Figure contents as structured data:

#####

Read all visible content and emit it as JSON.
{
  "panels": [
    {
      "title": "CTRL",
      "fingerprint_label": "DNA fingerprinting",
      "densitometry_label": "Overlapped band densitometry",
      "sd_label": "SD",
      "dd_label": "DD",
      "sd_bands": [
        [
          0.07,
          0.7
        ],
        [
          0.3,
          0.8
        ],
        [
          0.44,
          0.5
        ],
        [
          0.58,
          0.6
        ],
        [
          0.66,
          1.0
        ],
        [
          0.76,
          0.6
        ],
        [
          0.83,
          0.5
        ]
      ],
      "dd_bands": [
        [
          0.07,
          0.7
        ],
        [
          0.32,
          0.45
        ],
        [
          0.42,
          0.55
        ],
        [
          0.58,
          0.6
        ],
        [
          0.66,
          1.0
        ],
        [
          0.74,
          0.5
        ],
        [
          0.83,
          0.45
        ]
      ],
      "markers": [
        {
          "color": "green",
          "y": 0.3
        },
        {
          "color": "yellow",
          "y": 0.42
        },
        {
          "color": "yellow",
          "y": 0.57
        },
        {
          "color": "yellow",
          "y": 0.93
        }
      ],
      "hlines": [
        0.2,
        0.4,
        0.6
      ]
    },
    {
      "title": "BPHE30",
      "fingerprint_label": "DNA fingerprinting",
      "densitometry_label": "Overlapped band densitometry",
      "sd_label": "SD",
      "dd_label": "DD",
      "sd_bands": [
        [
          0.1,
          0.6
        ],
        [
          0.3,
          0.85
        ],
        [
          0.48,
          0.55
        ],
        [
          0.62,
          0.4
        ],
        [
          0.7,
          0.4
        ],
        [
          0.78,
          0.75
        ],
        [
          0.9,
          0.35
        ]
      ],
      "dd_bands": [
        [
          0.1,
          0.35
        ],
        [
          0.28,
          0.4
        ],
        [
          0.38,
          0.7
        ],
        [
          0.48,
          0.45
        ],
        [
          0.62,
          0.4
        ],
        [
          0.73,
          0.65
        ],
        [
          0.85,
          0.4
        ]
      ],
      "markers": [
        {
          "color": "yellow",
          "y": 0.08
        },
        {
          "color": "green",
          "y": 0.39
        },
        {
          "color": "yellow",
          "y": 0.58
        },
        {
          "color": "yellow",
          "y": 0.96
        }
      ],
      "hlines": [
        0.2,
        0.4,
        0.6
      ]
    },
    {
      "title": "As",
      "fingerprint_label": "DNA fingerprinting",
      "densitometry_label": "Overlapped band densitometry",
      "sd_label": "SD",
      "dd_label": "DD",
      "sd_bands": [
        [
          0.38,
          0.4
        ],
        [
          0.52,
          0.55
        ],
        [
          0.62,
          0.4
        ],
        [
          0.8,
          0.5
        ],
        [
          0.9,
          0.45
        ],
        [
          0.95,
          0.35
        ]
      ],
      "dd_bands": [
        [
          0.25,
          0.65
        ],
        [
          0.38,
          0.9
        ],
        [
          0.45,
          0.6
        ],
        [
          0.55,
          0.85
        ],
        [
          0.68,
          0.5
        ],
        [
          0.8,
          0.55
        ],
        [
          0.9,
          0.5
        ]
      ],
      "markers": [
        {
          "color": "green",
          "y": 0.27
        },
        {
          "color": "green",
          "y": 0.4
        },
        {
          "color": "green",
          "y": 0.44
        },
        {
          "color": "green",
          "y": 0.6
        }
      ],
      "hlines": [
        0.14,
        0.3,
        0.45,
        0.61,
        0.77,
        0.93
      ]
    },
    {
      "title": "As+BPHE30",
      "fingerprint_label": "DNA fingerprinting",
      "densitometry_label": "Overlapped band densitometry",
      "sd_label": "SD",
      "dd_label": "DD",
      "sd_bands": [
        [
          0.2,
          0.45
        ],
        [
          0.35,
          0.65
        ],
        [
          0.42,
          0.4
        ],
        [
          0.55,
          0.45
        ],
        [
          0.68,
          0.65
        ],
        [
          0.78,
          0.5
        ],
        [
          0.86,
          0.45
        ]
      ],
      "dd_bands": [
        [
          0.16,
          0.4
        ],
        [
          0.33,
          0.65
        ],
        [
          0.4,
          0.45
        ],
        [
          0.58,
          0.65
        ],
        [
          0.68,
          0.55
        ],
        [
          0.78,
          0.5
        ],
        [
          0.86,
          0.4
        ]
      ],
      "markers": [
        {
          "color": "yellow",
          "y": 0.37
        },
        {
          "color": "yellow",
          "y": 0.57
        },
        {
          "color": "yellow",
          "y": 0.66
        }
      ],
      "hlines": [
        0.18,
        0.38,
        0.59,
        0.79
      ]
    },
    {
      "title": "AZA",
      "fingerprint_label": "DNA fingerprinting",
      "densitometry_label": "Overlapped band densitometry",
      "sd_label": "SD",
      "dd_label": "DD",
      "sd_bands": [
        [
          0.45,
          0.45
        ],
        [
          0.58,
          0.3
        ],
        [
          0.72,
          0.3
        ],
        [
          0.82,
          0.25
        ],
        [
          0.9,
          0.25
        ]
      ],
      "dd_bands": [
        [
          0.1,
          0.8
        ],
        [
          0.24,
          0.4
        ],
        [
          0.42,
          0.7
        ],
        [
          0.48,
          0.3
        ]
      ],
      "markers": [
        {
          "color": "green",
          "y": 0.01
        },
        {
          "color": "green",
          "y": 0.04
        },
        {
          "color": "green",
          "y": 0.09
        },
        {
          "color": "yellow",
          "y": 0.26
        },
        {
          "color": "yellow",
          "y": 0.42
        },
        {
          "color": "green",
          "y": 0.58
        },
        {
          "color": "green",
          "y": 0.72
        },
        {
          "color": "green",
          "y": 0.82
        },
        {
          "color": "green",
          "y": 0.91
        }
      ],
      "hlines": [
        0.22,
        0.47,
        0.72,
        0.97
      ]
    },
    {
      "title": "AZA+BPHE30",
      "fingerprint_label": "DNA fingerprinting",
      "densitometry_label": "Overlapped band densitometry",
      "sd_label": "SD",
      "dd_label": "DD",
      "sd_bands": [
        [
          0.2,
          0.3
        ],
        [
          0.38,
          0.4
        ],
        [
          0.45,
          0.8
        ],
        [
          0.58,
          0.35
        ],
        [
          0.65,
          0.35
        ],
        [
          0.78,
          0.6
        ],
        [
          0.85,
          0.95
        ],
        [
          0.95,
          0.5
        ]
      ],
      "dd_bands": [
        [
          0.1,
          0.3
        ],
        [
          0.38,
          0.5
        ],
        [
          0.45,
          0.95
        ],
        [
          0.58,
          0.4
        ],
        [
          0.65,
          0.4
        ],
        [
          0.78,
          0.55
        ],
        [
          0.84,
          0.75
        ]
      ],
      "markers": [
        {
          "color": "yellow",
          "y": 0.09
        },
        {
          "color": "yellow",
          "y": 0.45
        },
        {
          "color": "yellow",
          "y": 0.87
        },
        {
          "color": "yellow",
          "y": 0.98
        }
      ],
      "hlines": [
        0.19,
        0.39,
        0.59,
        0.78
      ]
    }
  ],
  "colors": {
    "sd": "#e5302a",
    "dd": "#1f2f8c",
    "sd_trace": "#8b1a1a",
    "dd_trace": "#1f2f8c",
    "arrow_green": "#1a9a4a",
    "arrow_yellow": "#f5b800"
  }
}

#####

Do this:
Transcribe all of the lines in the records precisely.

Written response:
Read all visible content and emit it as JSON.
{
  "panels": [
    {
      "title": "CTRL",
      "fingerprint_label": "DNA fingerprinting",
      "densitometry_label": "Overlapped band densitometry",
      "sd_label": "SD",
      "dd_label": "DD",
      "sd_bands": [
        [
          0.07,
          0.7
        ],
        [
          0.3,
          0.8
        ],
        [
          0.44,
          0.5
        ],
        [
          0.58,
          0.6
        ],
        [
          0.66,
          1.0
        ],
        [
          0.76,
          0.6
        ],
        [
          0.83,
          0.5
        ]
      ],
      "dd_bands": [
        [
          0.07,
          0.7
        ],
        [
          0.32,
          0.45
        ],
        [
          0.42,
          0.55
        ],
        [
          0.58,
          0.6
        ],
        [
          0.66,
          1.0
        ],
        [
          0.74,
          0.5
        ],
        [
          0.83,
          0.45
        ]
      ],
      "markers": [
        {
          "color": "green",
          "y": 0.3
        },
        {
          "color": "yellow",
          "y": 0.42
        },
        {
          "color": "yellow",
          "y": 0.57
        },
        {
          "color": "yellow",
          "y": 0.93
        }
      ],
      "hlines": [
        0.2,
        0.4,
        0.6
      ]
    },
    {
      "title": "BPHE30",
      "fingerprint_label": "DNA fingerprinting",
      "densitometry_label": "Overlapped band densitometry",
      "sd_label": "SD",
      "dd_label": "DD",
      "sd_bands": [
        [
          0.1,
          0.6
        ],
        [
          0.3,
          0.85
        ],
        [
          0.48,
          0.55
        ],
        [
          0.62,
          0.4
        ],
        [
          0.7,
          0.4
        ],
        [
          0.78,
          0.75
        ],
        [
          0.9,
          0.35
        ]
      ],
      "dd_bands": [
        [
          0.1,
          0.35
        ],
        [
          0.28,
          0.4
        ],
        [
          0.38,
          0.7
        ],
        [
          0.48,
          0.45
        ],
        [
          0.62,
          0.4
        ],
        [
          0.73,
          0.65
        ],
        [
          0.85,
          0.4
        ]
      ],
      "markers": [
        {
          "color": "yellow",
          "y": 0.08
        },
        {
          "color": "green",
          "y": 0.39
        },
        {
          "color": "yellow",
          "y": 0.58
        },
        {
          "color": "yellow",
          "y": 0.96
        }
      ],
      "hlines": [
        0.2,
        0.4,
        0.6
      ]
    },
    {
      "title": "As",
      "fingerprint_label": "DNA fingerprinting",
      "densitometry_label": "Overlapped band densitometry",
      "sd_label": "SD",
      "dd_label": "DD",
      "sd_bands": [
        [
          0.38,
          0.4
        ],
        [
          0.52,
          0.55
        ],
        [
          0.62,
          0.4
        ],
        [
          0.8,
          0.5
        ],
        [
          0.9,
          0.45
        ],
        [
          0.95,
          0.35
        ]
      ],
      "dd_bands": [
        [
          0.25,
          0.65
        ],
        [
          0.38,
          0.9
        ],
        [
          0.45,
          0.6
        ],
        [
          0.55,
          0.85
        ],
        [
          0.68,
          0.5
        ],
        [
          0.8,
          0.55
        ],
        [
          0.9,
          0.5
        ]
      ],
      "markers": [
        {
          "color": "green",
          "y": 0.27
        },
        {
          "color": "green",
          "y": 0.4
        },
        {
          "color": "green",
          "y": 0.44
        },
        {
          "color": "green",
          "y": 0.6
        }
      ],
      "hlines": [
        0.14,
        0.3,
        0.45,
        0.61,
        0.77,
        0.93
      ]
    },
    {
      "title": "As+BPHE30",
      "fingerprint_label": "DNA fingerprinting",
      "densitometry_label": "Overlapped band densitometry",
      "sd_label": "SD",
      "dd_label": "DD",
      "sd_bands": [
        [
          0.2,
          0.45
        ],
        [
          0.35,
          0.65
        ],
        [
          0.42,
          0.4
        ],
        [
          0.55,
          0.45
        ],
        [
          0.68,
          0.65
        ],
        [
          0.78,
          0.5
        ],
        [
          0.86,
          0.45
        ]
      ],
      "dd_bands": [
        [
          0.16,
          0.4
        ],
        [
          0.33,
          0.65
        ],
        [
          0.4,
          0.45
        ],
        [
          0.58,
          0.65
        ],
        [
          0.68,
          0.55
        ],
        [
          0.78,
          0.5
        ],
        [
          0.86,
          0.4
        ]
      ],
      "markers": [
        {
          "color": "yellow",
          "y": 0.37
        },
        {
          "color": "yellow",
          "y": 0.57
        },
        {
          "color": "yellow",
          "y": 0.66
        }
      ],
      "hlines": [
        0.18,
        0.38,
        0.59,
        0.79
      ]
    },
    {
      "title": "AZA",
      "fingerprint_label": "DNA fingerprinting",
      "densitometry_label": "Overlapped band densitometry",
      "sd_label": "SD",
      "dd_label": "DD",
      "sd_bands": [
        [
          0.45,
          0.45
        ],
        [
          0.58,
          0.3
        ],
        [
          0.72,
          0.3
        ],
        [
          0.82,
          0.25
        ],
        [
          0.9,
          0.25
        ]
      ],
      "dd_bands": [
        [
          0.1,
          0.8
        ],
        [
          0.24,
          0.4
        ],
        [
          0.42,
          0.7
        ],
        [
          0.48,
          0.3
        ]
      ],
      "markers": [
        {
          "color": "green",
          "y": 0.01
        },
        {
          "color": "green",
          "y": 0.04
        },
        {
          "color": "green",
          "y": 0.09
        },
        {
          "color": "yellow",
          "y": 0.26
        },
        {
          "color": "yellow",
          "y": 0.42
        },
        {
          "color": "green",
          "y": 0.58
        },
        {
          "color": "green",
          "y": 0.72
        },
        {
          "color": "green",
          "y": 0.82
        },
        {
          "color": "green",
          "y": 0.91
        }
      ],
      "hlines": [
        0.22,
        0.47,
        0.72,
        0.97
      ]
    },
    {
      "title": "AZA+BPHE30",
      "fingerprint_label": "DNA fingerprinting",
      "densitometry_label": "Overlapped band densitometry",
      "sd_label": "SD",
      "dd_label": "DD",
      "sd_bands": [
        [
          0.2,
          0.3
        ],
        [
          0.38,
          0.4
        ],
        [
          0.45,
          0.8
        ],
        [
          0.58,
          0.35
        ],
        [
          0.65,
          0.35
        ],
        [
          0.78,
          0.6
        ],
        [
          0.85,
          0.95
        ],
        [
          0.95,
          0.5
        ]
      ],
      "dd_bands": [
        [
          0.1,
          0.3
        ],
        [
          0.38,
          0.5
        ],
        [
          0.45,
          0.95
        ],
        [
          0.58,
          0.4
        ],
        [
          0.65,
          0.4
        ],
        [
          0.78,
          0.55
        ],
        [
          0.84,
          0.75
        ]
      ],
      "markers": [
        {
          "color": "yellow",
          "y": 0.09
        },
        {
          "color": "yellow",
          "y": 0.45
        },
        {
          "color": "yellow",
          "y": 0.87
        },
        {
          "color": "yellow",
          "y": 0.98
        }
      ],
      "hlines": [
        0.19,
        0.39,
        0.59,
        0.78
      ]
    }
  ],
  "colors": {
    "sd": "#e5302a",
    "dd": "#1f2f8c",
    "sd_trace": "#8b1a1a",
    "dd_trace": "#1f2f8c",
    "arrow_green": "#1a9a4a",
    "arrow_yellow": "#f5b800"
  }
}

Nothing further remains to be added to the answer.